[Saved entries]
========

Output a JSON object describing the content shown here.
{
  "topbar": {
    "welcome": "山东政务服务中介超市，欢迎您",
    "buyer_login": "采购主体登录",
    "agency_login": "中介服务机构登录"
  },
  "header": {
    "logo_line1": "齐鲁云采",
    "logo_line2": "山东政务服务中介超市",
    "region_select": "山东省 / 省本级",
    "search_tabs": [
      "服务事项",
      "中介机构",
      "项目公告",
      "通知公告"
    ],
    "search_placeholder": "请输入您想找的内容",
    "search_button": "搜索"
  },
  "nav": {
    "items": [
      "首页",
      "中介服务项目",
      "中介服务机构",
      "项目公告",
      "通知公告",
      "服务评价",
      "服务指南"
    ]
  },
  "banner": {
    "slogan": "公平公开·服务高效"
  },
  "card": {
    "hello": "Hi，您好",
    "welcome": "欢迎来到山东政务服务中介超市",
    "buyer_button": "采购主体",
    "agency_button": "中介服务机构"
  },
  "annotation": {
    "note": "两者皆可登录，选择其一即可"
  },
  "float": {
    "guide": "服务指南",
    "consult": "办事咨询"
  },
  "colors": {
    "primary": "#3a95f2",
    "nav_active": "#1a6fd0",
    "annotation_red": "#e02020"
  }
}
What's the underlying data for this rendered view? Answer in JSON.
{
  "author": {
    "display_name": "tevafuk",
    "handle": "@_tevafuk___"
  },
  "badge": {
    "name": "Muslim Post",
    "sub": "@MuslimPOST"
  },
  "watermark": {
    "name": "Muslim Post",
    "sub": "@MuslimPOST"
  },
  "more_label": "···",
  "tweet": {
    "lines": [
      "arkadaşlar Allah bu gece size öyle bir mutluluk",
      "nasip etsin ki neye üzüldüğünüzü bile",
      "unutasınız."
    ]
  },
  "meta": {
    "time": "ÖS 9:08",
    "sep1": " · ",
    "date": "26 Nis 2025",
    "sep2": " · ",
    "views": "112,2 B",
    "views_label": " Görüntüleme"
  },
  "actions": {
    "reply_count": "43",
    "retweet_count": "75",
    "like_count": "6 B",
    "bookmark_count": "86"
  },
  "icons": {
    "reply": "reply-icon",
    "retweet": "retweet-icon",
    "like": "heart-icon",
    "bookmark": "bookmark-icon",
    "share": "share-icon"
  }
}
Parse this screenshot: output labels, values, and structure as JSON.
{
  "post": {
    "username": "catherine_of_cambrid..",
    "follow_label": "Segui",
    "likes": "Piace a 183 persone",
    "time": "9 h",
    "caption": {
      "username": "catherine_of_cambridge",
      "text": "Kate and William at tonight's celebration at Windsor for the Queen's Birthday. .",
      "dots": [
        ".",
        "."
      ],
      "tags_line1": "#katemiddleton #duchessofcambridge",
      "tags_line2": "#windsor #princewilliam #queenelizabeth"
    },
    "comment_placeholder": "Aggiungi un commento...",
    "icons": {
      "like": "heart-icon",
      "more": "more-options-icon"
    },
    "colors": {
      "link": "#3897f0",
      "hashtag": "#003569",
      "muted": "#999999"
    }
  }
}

========

▶ Goal of the exercise
Output each record precisely as given.

▶ Task result
Output a JSON object describing the content shown here.
{
  "topbar": {
    "welcome": "山东政务服务中介超市，欢迎您",
    "buyer_login": "采购主体登录",
    "agency_login": "中介服务机构登录"
  },
  "header": {
    "logo_line1": "齐鲁云采",
    "logo_line2": "山东政务服务中介超市",
    "region_select": "山东省 / 省本级",
    "search_tabs": [
      "服务事项",
      "中介机构",
      "项目公告",
      "通知公告"
    ],
    "search_placeholder": "请输入您想找的内容",
    "search_button": "搜索"
  },
  "nav": {
    "items": [
      "首页",
      "中介服务项目",
      "中介服务机构",
      "项目公告",
      "通知公告",
      "服务评价",
      "服务指南"
    ]
  },
  "banner": {
    "slogan": "公平公开·服务高效"
  },
  "card": {
    "hello": "Hi，您好",
    "welcome": "欢迎来到山东政务服务中介超市",
    "buyer_button": "采购主体",
    "agency_button": "中介服务机构"
  },
  "annotation": {
    "note": "两者皆可登录，选择其一即可"
  },
  "float": {
    "guide": "服务指南",
    "consult": "办事咨询"
  },
  "colors": {
    "primary": "#3a95f2",
    "nav_active": "#1a6fd0",
    "annotation_red": "#e02020"
  }
}
What's the underlying data for this rendered view? Answer in JSON.
{
  "author": {
    "display_name": "tevafuk",
    "handle": "@_tevafuk___"
  },
  "badge": {
    "name": "Muslim Post",
    "sub": "@MuslimPOST"
  },
  "watermark": {
    "name": "Muslim Post",
    "sub": "@MuslimPOST"
  },
  "more_label": "···",
  "tweet": {
    "lines": [
      "arkadaşlar Allah bu gece size öyle bir mutluluk",
      "nasip etsin ki neye üzüldüğünüzü bile",
      "unutasınız."
    ]
  },
  "meta": {
    "time": "ÖS 9:08",
    "sep1": " · ",
    "date": "26 Nis 2025",
    "sep2": " · ",
    "views": "112,2 B",
    "views_label": " Görüntüleme"
  },
  "actions": {
    "reply_count": "43",
    "retweet_count": "75",
    "like_count": "6 B",
    "bookmark_count": "86"
  },
  "icons": {
    "reply": "reply-icon",
    "retweet": "retweet-icon",
    "like": "heart-icon",
    "bookmark": "bookmark-icon",
    "share": "share-icon"
  }
}
Parse this screenshot: output labels, values, and structure as JSON.
{
  "post": {
    "username": "catherine_of_cambrid..",
    "follow_label": "Segui",
    "likes": "Piace a 183 persone",
    "time": "9 h",
    "caption": {
      "username": "catherine_of_cambridge",
      "text": "Kate and William at tonight's celebration at Windsor for the Queen's Birthday. .",
      "dots": [
        ".",
        "."
      ],
      "tags_line1": "#katemiddleton #duchessofcambridge",
      "tags_line2": "#windsor #princewilliam #queenelizabeth"
    },
    "comment_placeholder": "Aggiungi un commento...",
    "icons": {
      "like": "heart-icon",
      "more": "more-options-icon"
    },
    "colors": {
      "link": "#3897f0",
      "hashtag": "#003569",
      "muted": "#999999"
    }
  }
}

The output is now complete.